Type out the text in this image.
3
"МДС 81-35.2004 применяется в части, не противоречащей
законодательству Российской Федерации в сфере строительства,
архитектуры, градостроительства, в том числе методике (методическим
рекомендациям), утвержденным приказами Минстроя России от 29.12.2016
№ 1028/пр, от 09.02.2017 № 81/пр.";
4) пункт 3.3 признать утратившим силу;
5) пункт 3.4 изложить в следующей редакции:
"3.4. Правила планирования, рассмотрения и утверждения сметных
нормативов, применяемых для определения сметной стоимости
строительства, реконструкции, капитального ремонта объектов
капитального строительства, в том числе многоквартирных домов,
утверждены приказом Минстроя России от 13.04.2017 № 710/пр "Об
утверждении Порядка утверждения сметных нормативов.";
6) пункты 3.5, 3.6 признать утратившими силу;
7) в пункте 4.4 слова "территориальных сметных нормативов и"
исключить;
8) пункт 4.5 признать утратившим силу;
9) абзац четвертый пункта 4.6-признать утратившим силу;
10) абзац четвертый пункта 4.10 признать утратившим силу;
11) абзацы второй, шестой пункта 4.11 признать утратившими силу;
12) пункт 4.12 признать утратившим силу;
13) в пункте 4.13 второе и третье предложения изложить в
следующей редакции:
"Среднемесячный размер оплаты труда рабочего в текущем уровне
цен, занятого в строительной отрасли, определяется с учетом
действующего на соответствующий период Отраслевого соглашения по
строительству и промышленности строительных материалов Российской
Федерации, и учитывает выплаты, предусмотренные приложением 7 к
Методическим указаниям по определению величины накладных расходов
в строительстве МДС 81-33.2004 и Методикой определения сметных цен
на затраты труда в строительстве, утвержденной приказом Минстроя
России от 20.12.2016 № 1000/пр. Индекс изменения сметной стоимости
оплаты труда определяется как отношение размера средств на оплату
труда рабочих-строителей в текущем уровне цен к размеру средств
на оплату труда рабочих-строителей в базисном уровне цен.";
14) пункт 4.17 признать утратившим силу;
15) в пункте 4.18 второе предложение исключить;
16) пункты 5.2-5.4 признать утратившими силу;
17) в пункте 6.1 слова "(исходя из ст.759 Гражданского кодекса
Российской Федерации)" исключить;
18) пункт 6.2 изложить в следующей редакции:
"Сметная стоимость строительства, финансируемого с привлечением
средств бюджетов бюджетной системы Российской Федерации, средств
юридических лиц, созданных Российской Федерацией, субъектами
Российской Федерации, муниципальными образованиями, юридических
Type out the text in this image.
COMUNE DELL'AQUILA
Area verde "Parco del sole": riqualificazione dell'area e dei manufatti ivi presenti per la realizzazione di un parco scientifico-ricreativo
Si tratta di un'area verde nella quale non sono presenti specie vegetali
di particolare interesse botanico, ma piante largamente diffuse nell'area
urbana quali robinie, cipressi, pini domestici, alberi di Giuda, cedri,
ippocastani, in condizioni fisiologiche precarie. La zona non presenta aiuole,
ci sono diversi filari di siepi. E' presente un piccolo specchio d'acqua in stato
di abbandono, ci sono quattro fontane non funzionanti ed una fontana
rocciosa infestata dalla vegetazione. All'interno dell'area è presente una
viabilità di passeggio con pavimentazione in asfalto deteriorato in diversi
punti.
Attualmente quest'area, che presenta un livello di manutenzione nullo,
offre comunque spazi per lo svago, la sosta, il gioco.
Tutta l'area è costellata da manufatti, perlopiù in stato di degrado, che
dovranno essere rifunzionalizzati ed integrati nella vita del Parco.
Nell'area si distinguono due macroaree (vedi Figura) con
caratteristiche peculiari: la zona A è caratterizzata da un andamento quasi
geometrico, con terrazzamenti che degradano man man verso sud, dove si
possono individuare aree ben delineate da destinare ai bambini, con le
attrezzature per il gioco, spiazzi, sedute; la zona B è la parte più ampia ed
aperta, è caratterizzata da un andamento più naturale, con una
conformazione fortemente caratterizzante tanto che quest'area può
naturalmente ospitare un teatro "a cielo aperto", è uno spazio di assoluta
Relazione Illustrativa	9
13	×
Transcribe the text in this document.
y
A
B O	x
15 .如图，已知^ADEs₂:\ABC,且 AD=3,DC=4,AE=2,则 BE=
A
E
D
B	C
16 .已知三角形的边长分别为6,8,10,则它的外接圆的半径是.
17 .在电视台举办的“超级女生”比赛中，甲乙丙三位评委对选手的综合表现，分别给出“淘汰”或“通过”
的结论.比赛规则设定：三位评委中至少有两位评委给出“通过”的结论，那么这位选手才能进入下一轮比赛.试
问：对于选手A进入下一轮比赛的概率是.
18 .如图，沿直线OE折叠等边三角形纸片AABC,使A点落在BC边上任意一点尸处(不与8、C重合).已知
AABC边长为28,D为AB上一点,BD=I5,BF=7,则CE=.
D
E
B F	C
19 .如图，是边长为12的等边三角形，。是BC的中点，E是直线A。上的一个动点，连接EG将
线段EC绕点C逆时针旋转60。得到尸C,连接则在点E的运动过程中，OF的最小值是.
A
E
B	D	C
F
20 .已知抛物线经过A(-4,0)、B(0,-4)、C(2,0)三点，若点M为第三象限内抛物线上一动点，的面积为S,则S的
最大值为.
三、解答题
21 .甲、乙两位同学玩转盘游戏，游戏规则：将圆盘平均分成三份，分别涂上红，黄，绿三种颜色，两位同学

################

Brief:
List the lines of the entries that include "пункты".

Finished exercise:
6) пункты 3.5, 3.6 признать утратившими силу;
16) пункты 5.2-5.4 признать утратившими силу;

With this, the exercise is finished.